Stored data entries
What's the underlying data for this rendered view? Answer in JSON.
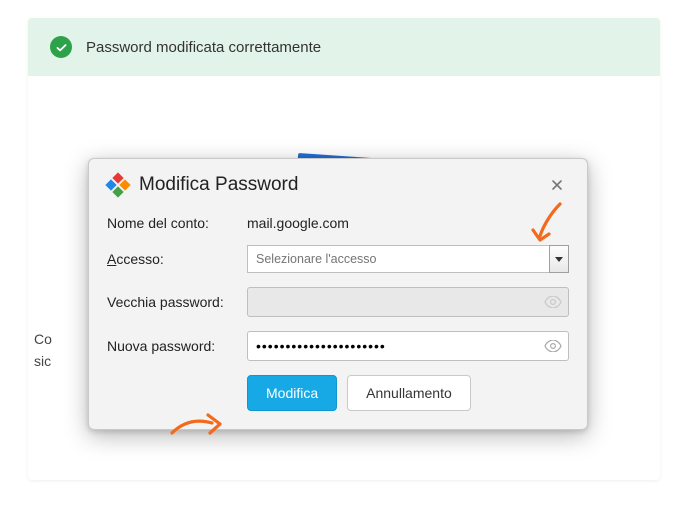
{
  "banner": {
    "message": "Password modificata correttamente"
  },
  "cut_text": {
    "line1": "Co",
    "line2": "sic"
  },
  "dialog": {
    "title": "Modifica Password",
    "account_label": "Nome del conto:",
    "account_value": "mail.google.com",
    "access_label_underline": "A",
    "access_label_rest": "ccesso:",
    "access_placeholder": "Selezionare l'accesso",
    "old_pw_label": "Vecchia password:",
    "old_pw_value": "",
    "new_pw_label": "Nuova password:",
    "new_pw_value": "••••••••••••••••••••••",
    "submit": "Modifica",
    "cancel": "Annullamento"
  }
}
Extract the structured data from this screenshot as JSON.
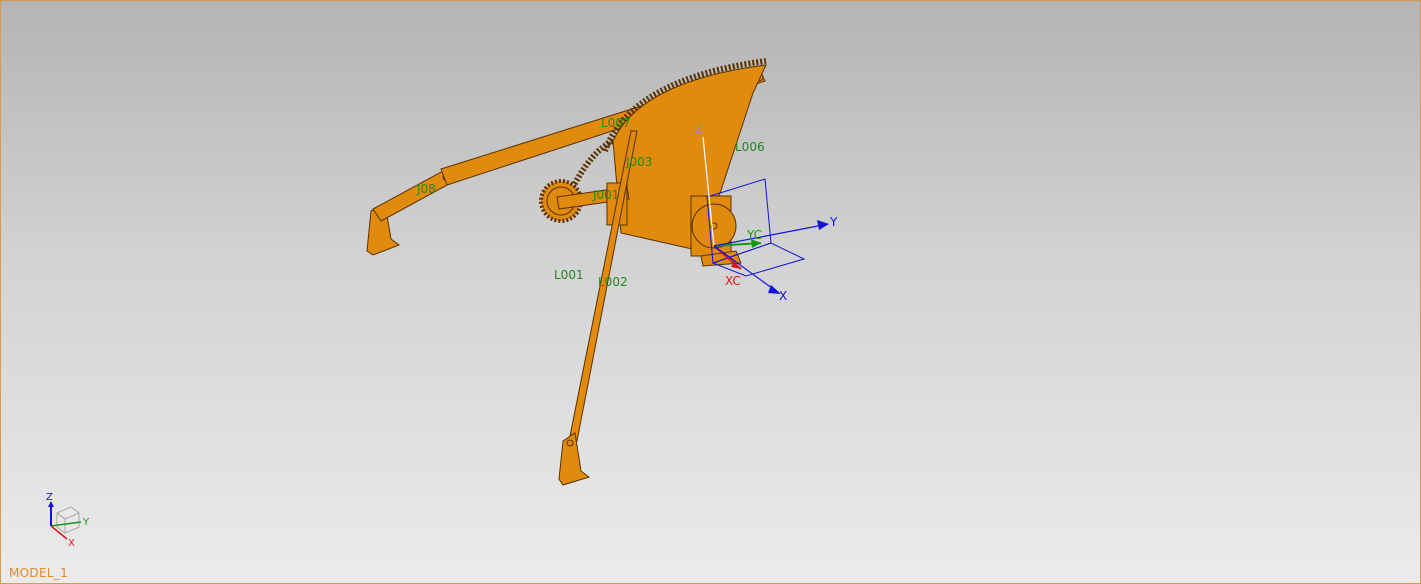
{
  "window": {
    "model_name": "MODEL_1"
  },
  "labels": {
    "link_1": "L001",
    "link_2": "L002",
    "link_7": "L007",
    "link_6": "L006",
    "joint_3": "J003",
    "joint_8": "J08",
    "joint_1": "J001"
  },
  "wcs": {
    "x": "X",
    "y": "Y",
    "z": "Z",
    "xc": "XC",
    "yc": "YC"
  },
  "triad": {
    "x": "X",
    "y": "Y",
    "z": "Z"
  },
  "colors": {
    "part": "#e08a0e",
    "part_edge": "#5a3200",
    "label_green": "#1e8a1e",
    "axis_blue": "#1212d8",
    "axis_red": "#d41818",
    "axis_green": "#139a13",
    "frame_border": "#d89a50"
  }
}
---
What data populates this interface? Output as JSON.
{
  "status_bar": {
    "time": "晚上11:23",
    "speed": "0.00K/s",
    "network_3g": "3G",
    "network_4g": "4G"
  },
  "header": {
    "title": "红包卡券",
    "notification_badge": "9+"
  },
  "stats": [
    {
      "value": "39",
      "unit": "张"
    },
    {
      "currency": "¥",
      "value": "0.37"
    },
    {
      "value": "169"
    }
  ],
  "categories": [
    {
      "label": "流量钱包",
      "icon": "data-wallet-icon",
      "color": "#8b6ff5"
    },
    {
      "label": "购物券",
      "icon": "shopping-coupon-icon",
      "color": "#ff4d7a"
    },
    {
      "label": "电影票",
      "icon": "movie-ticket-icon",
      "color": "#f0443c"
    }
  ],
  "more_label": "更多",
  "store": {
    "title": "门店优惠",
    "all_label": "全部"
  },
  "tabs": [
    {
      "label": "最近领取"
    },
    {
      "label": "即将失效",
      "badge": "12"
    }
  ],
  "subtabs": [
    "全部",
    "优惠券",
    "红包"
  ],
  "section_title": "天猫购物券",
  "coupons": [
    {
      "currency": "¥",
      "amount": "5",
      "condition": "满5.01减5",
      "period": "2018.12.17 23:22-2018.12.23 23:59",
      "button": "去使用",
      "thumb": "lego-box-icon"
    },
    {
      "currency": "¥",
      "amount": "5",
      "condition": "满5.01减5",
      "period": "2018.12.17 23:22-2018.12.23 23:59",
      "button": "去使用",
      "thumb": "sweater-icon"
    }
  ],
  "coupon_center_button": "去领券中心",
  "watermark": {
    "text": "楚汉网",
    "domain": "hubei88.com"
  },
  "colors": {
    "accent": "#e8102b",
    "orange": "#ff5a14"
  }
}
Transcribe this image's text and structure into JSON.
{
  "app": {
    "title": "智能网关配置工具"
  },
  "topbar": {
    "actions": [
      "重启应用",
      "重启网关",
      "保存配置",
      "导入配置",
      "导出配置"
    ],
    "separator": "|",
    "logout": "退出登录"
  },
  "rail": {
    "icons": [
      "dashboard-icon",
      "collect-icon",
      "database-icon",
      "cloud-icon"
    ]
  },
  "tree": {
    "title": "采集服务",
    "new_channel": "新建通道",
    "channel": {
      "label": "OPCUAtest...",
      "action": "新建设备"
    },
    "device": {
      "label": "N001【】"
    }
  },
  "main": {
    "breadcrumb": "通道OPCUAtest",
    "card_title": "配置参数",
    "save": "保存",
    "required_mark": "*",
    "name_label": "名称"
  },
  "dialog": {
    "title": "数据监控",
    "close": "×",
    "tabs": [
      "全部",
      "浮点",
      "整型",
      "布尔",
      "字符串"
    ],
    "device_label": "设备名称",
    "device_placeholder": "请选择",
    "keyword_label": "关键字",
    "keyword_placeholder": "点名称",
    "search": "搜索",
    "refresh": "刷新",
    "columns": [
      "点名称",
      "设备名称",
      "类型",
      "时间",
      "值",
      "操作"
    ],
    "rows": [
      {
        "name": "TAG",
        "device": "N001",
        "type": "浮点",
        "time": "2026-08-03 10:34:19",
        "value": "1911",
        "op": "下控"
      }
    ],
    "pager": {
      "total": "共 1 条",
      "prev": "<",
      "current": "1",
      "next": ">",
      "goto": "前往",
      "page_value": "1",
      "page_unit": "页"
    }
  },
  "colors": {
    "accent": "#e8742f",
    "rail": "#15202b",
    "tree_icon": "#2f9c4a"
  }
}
==
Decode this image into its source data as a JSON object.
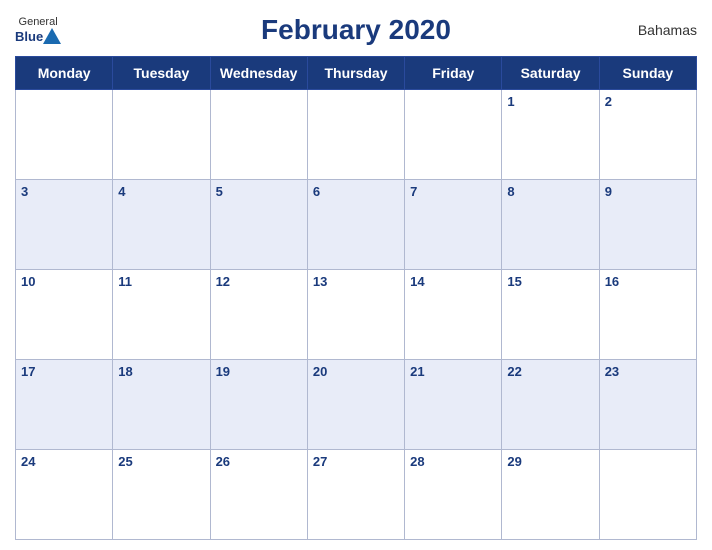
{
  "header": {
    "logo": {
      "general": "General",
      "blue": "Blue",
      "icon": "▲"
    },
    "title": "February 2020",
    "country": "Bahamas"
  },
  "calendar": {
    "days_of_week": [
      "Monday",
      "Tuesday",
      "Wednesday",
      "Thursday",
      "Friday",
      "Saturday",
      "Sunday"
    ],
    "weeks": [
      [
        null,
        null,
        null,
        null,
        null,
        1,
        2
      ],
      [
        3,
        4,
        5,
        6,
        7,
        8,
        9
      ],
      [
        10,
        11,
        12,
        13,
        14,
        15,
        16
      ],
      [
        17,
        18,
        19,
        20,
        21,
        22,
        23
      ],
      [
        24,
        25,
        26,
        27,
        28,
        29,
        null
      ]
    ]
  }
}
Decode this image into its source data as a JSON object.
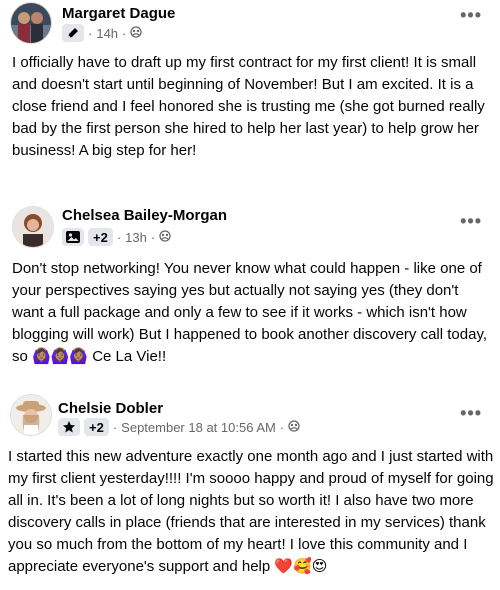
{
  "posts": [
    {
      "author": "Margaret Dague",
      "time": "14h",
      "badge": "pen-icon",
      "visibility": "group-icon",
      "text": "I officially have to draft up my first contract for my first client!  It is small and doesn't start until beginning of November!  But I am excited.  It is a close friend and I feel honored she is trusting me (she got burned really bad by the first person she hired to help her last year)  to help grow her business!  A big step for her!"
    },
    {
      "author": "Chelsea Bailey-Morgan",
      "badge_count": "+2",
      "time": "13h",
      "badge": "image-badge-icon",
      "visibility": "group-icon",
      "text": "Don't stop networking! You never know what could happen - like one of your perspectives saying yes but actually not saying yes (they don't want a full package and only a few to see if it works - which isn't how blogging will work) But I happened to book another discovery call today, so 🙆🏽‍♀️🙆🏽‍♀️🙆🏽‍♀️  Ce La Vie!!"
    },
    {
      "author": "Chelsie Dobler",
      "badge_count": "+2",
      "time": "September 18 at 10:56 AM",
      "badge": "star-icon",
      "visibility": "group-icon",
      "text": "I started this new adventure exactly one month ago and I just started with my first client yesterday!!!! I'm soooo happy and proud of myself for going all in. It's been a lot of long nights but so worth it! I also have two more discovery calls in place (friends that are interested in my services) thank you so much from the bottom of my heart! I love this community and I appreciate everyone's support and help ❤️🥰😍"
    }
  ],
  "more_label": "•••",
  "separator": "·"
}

WRITTEN TASK
Find the word "close" in the material, then list each line that holds it.

FULL OUTPUT
    "close": "×",
      "text": "I officially have to draft up my first contract for my first client!  It is small and doesn't start until beginning of November!  But I am excited.  It is a close friend and I feel honored she is trusting me (she got burned really bad by the first person she hired to help her last year)  to help grow her business!  A big step for her!"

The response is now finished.